### TEXT SEGMENT
Archived Story

Eliminating trash takes more than cans

Published 12:00am Sunday, July 1, 2012

Nothing says summer vacation like sun, sand, staying cool, swimming pools and … stacks of garbage?

That was the way it went recently as my wife and I took our two daughters, 2 and 4 years old, to do a little exploring of the great state of Ohio. We took a family vacation at Maumee Bay State Park on Lake Erie in the northern part of the state.

The weather was beautiful. The water was warm. The scenery was breathtaking. All in all, my family had a great time.

But one thing really surprised me: The sheer volume of trash left on the sandy beaches and in the parking lots of this public area that offers free recreational opportunities.

I have always been disappointed and dumbfounded at the carelessness and lack of respect some people show for Mother Nature and the world in which we live.

Now, I’m not a tree-hugging environmentalist — although there is nothing wrong with that — but I do expect some serene beauty when in the great outdoors.

Even early in the morning the beach areas were littered with garbage from those who had enjoyed the sand a day before.

And I’m not talking about a piece of paper here or there. There were dozens of pop bottles. Countless fast food bags and boxes. Plastic bags. Cardboard. Old beach toys. And just general refuse.

It was very disappointing to me that some people who would come to the state park to enjoy the beautiful, natural environment show such little consideration for keeping it that way.

My 4-year-old even gets it.

“It’s not very nice to litter, Daddy,” she said as we picked up some of the garbage in our immediate area.

Then I looked around a little closer. Something caught my attention and raised an even more perplexing question: Where were all the garbage cans?

I looked all around the beach, the parking lot and the roads and didn’t see a single one.

That certainly is no excuse to litter, but it also explains why the problem may have gotten so out of control.

Then I saw a park employee diligently walking along the shoreline and through the parking lots filling 50 gallon trashcan after trashcan with all the waste that had been left behind.

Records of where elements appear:
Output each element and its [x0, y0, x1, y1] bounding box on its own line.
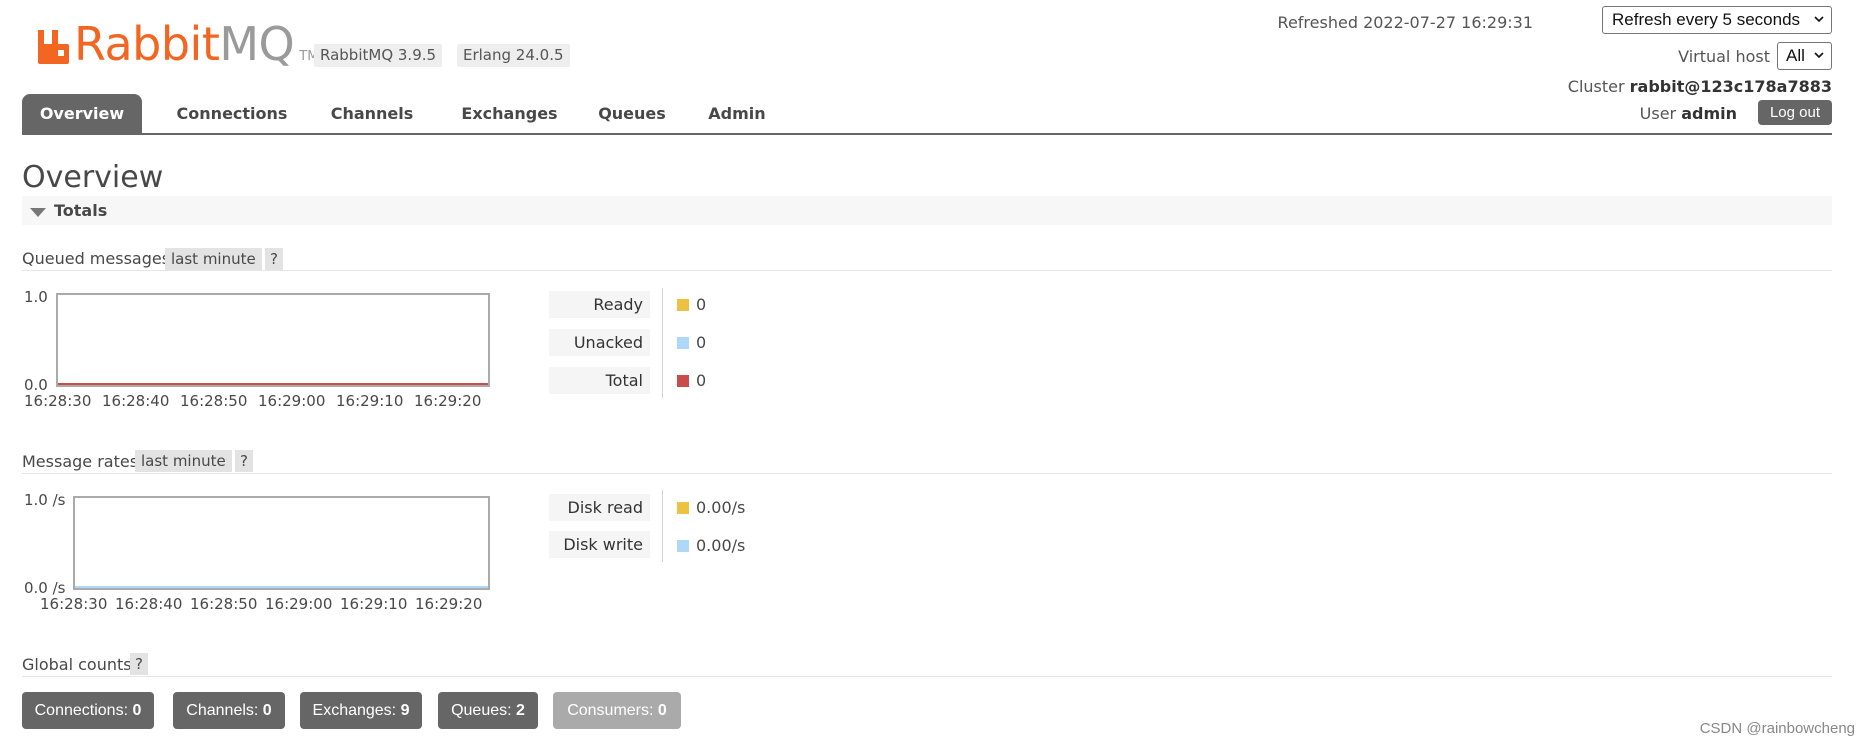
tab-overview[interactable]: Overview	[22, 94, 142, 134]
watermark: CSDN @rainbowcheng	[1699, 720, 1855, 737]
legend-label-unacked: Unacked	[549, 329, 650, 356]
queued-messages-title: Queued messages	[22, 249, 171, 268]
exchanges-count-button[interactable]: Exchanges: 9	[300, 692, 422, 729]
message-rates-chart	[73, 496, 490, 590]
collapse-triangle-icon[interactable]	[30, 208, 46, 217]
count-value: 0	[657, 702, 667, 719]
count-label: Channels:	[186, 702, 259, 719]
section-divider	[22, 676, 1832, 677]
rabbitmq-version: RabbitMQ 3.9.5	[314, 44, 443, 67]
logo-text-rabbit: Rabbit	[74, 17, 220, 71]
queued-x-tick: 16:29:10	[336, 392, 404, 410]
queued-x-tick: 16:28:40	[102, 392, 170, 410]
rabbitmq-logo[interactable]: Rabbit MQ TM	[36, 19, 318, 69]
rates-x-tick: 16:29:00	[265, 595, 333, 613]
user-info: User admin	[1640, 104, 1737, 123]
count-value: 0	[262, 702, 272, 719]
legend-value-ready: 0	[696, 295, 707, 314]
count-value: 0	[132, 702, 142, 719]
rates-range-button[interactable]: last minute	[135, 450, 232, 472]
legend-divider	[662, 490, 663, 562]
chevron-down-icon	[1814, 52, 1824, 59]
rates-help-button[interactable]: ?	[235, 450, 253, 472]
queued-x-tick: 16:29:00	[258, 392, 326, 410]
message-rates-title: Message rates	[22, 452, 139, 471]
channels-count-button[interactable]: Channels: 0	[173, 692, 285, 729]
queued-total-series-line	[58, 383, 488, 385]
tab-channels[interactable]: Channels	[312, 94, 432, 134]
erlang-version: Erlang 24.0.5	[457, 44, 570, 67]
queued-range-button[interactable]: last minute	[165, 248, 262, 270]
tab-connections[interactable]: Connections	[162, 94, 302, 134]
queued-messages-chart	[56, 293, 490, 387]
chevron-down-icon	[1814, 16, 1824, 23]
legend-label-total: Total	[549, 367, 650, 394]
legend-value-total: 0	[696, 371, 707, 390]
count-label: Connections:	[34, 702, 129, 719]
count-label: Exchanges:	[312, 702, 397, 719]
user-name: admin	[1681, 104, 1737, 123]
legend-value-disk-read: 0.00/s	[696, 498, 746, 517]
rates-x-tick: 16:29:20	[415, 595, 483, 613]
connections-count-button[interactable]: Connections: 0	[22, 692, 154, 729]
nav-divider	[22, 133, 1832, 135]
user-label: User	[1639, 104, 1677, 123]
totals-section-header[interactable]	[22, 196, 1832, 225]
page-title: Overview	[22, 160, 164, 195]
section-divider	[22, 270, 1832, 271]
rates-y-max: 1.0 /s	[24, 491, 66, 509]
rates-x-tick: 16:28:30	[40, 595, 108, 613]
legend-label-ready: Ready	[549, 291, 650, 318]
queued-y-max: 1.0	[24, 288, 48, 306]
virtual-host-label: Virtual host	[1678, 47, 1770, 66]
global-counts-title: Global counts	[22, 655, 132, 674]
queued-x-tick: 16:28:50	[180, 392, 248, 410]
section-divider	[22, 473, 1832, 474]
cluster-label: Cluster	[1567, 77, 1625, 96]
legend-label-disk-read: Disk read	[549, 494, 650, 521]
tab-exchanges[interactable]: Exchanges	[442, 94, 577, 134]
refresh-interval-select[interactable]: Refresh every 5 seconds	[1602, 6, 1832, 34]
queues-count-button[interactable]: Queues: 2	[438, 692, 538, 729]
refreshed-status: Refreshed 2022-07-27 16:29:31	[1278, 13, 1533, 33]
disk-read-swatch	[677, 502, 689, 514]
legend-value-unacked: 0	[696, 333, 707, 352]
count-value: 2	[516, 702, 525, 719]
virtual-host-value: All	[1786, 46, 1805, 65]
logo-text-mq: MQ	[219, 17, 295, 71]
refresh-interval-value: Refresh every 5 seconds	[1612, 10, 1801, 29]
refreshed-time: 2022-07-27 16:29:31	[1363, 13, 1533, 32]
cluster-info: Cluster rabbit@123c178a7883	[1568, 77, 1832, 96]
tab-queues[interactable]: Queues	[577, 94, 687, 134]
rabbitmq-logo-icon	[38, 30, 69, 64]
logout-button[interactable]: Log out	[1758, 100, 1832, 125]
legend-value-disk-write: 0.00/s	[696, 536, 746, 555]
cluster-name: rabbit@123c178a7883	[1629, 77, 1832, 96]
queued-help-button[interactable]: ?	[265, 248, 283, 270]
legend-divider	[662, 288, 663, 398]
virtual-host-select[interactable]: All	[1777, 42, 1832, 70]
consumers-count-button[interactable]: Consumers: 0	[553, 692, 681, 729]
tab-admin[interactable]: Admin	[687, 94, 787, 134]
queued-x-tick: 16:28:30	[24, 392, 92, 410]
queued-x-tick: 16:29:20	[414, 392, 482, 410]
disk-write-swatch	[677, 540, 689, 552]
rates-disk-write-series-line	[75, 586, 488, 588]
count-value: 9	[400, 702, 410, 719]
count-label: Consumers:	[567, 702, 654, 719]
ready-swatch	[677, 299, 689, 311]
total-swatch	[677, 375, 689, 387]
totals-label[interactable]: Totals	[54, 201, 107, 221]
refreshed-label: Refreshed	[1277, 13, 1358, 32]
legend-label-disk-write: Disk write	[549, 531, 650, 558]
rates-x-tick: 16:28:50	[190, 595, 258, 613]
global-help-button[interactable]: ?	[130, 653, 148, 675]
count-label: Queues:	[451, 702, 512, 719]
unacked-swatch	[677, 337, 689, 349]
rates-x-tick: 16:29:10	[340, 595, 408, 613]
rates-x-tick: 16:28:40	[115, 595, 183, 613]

### EXERCISE 1
Repeat the rows above, from the row containing "94, 142, 134]" through the row containing "249, 171, 268]".
### EXERCISE 2
Pick up the column about litter at a state park beach where it stops, and keep writing.

### TASK OUTPUT 1
tab-overview[interactable]: Overview	[22, 94, 142, 134]
watermark: CSDN @rainbowcheng	[1699, 720, 1855, 737]
legend-label-unacked: Unacked	[549, 329, 650, 356]
queued-messages-title: Queued messages	[22, 249, 171, 268]

### TASK OUTPUT 2
Later, I asked a different employee what this was all about.

His sly smile told me it was going to be a funny story, but maybe not so “ha ha” funny.

“Well, we used to have trash cans,” he said. “It required a couple people to spend all day, every day going around emptying them. Then, as a way to save time, someone decided we should get rid of them and just have large dumpsters located periodically along the parking area.”

As he said this, I was looking around. I didn’t see any dumpsters either.

“Then, as a way to save money, someone decided we could just get rid of the dumpsters,” he continued with somewhat of an exasperated sigh.

Leave it to the government to make this type of decision.

So that’s the story of why there was far too much trash and far too few trash cans at the state park. Despite it all, Maumee Bay is still a beautiful place to visit and the employees work hard to clean it up as quickly as they can.

Hopefully one day we will, as a society, learn a lesson to start taking care of our natural resources.

Here in Lawrence County, we are blessed with organizations like the Lawrence-Scioto Solid Waste Management District, Ironton In Bloom, Operation TLC and other civic groups that do the best they can to help keep our region beautiful and trash free.

Imagine our summer vacations and trips to the beach if we would all start cleaning up our own messes and taking care of our planet.

That would be really cool in a whole other way.


Michael Caldwell is publisher of The Tribune. To reach him, call (740) 532-1445 ext. 24 or by e-mail at Follow him on Twitter: @MikeCaldwell_IT.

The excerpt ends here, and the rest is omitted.